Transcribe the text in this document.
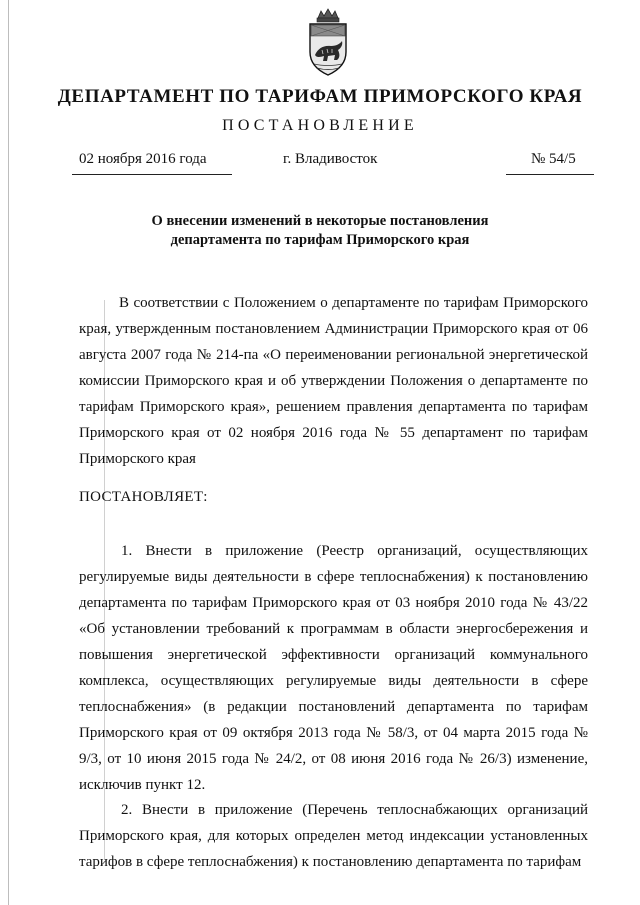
ДЕПАРТАМЕНТ ПО ТАРИФАМ ПРИМОРСКОГО КРАЯ
ПОСТАНОВЛЕНИЕ
02 ноября 2016 года	г. Владивосток	№ 54/5
О внесении изменений в некоторые постановления
департамента по тарифам Приморского края
В соответствии с Положением о департаменте по тарифам Приморского края, утвержденным постановлением Администрации Приморского края от 06 августа 2007 года № 214-па «О переименовании региональной энергетической комиссии Приморского края и об утверждении Положения о департаменте по тарифам Приморского края», решением правления департамента по тарифам Приморского края от 02 ноября 2016 года № 55 департамент по тарифам Приморского края
ПОСТАНОВЛЯЕТ:
1. Внести в приложение (Реестр организаций, осуществляющих регулируемые виды деятельности в сфере теплоснабжения) к постановлению департамента по тарифам Приморского края от 03 ноября 2010 года № 43/22 «Об установлении требований к программам в области энергосбережения и повышения энергетической эффективности организаций коммунального комплекса, осуществляющих регулируемые виды деятельности в сфере теплоснабжения» (в редакции постановлений департамента по тарифам Приморского края от 09 октября 2013 года № 58/3, от 04 марта 2015 года № 9/3, от 10 июня 2015 года № 24/2, от 08 июня 2016 года № 26/3) изменение, исключив пункт 12.
2. Внести в приложение (Перечень теплоснабжающих организаций Приморского края, для которых определен метод индексации установленных тарифов в сфере теплоснабжения) к постановлению департамента по тарифам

********

### WHAT THE TASK ASKS
Copy the whole of the material above exactly, but not its images.

### SOLUTION FOR THIS PROBLEM
Transcribe the text in this document.
ДЕПАРТАМЕНТ ПО ТАРИФАМ ПРИМОРСКОГО КРАЯ
ПОСТАНОВЛЕНИЕ
02 ноября 2016 года	г. Владивосток	№ 54/5
О внесении изменений в некоторые постановления
департамента по тарифам Приморского края
В соответствии с Положением о департаменте по тарифам Приморского края, утвержденным постановлением Администрации Приморского края от 06 августа 2007 года № 214-па «О переименовании региональной энергетической комиссии Приморского края и об утверждении Положения о департаменте по тарифам Приморского края», решением правления департамента по тарифам Приморского края от 02 ноября 2016 года № 55 департамент по тарифам Приморского края
ПОСТАНОВЛЯЕТ:
1. Внести в приложение (Реестр организаций, осуществляющих регулируемые виды деятельности в сфере теплоснабжения) к постановлению департамента по тарифам Приморского края от 03 ноября 2010 года № 43/22 «Об установлении требований к программам в области энергосбережения и повышения энергетической эффективности организаций коммунального комплекса, осуществляющих регулируемые виды деятельности в сфере теплоснабжения» (в редакции постановлений департамента по тарифам Приморского края от 09 октября 2013 года № 58/3, от 04 марта 2015 года № 9/3, от 10 июня 2015 года № 24/2, от 08 июня 2016 года № 26/3) изменение, исключив пункт 12.
2. Внести в приложение (Перечень теплоснабжающих организаций Приморского края, для которых определен метод индексации установленных тарифов в сфере теплоснабжения) к постановлению департамента по тарифам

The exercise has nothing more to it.